*AIM*. Find every line with the word "document". Copy those lines.

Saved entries
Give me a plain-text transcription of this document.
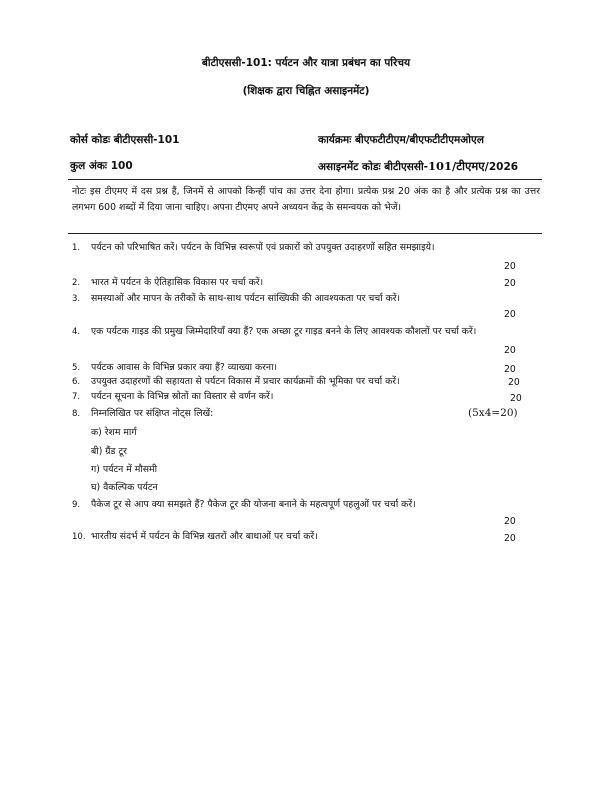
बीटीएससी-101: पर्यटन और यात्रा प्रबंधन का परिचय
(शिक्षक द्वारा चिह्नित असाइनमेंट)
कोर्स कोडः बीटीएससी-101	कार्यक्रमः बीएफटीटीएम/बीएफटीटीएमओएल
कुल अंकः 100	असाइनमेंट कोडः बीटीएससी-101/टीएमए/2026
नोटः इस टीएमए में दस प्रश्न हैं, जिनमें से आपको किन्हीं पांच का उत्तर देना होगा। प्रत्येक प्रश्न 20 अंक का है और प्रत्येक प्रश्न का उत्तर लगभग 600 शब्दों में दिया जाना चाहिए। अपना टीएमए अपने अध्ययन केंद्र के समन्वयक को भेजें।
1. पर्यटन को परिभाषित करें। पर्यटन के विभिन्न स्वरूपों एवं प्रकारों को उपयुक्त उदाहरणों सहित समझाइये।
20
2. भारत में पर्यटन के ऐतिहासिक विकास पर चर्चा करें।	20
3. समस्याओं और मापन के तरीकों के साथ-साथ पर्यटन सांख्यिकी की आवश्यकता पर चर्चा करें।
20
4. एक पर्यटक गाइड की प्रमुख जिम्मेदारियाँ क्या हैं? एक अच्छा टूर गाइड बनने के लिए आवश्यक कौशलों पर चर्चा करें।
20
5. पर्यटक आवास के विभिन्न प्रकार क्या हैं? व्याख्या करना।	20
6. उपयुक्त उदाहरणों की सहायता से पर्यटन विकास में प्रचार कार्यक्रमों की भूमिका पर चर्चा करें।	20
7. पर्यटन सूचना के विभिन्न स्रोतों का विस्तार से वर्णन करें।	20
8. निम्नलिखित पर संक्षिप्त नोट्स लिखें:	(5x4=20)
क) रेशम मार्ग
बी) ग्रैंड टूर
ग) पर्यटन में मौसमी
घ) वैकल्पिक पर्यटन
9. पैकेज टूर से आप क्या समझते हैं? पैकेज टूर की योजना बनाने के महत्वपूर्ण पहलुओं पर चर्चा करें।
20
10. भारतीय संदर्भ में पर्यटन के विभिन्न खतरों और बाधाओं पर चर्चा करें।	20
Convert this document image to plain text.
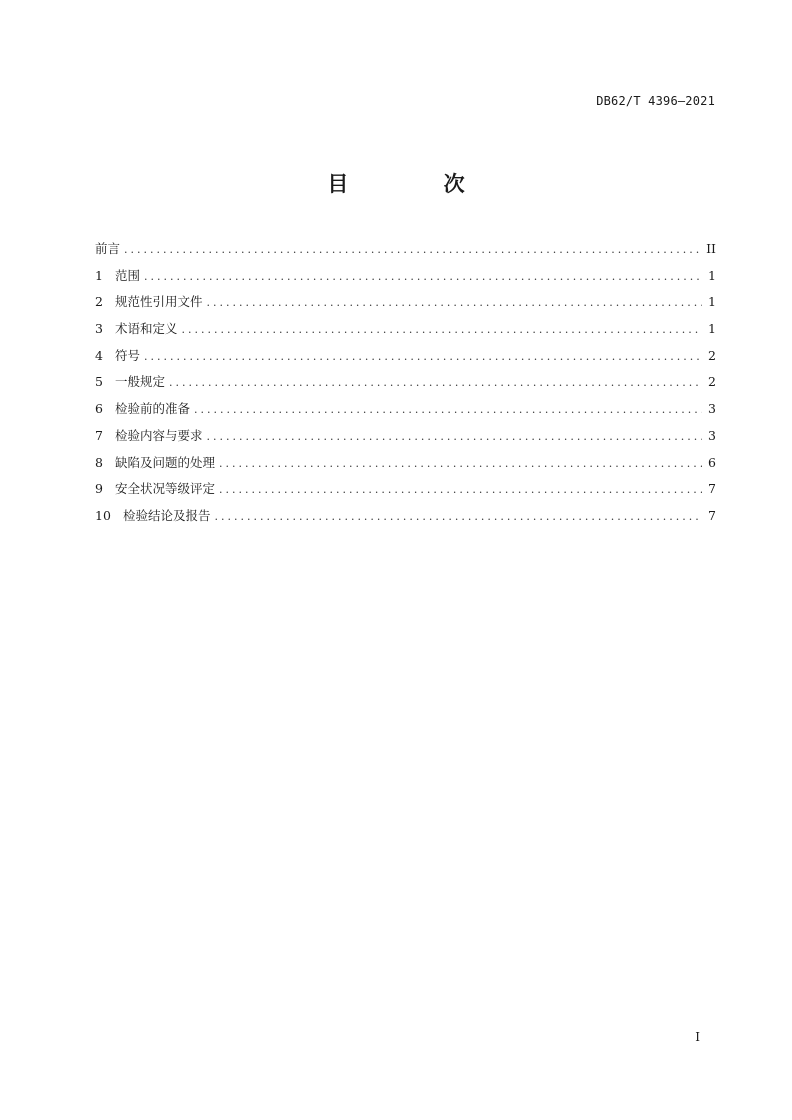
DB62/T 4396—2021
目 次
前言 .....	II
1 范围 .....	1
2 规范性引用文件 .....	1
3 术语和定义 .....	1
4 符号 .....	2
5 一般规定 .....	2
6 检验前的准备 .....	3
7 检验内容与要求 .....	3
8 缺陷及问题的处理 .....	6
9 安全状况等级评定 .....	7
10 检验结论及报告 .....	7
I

* * *

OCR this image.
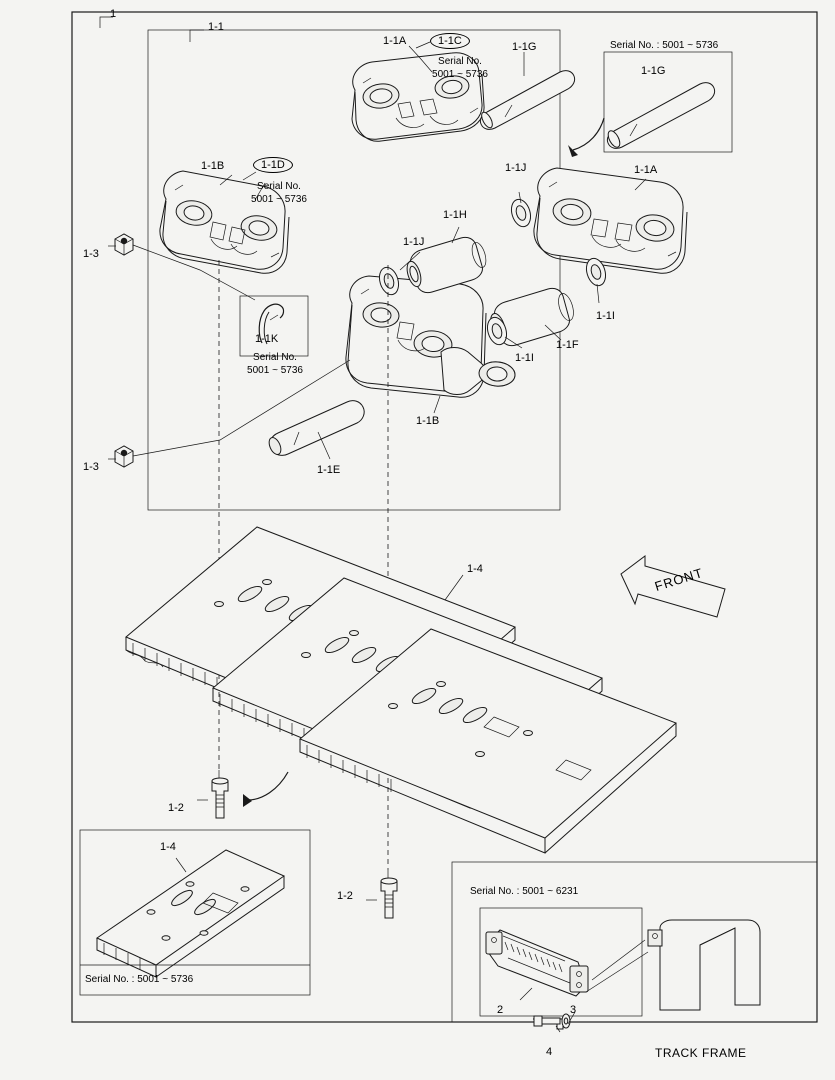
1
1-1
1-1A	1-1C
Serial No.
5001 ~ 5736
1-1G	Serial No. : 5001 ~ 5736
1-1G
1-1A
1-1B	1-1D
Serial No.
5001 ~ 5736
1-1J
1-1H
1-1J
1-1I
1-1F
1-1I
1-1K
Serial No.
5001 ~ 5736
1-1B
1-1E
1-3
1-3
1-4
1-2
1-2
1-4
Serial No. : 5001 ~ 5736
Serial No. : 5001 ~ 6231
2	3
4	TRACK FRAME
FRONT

*RESULT FOR THIS EXERCISE*.
Give me a plain-text transcription of this document.
Convert this document image to plain text.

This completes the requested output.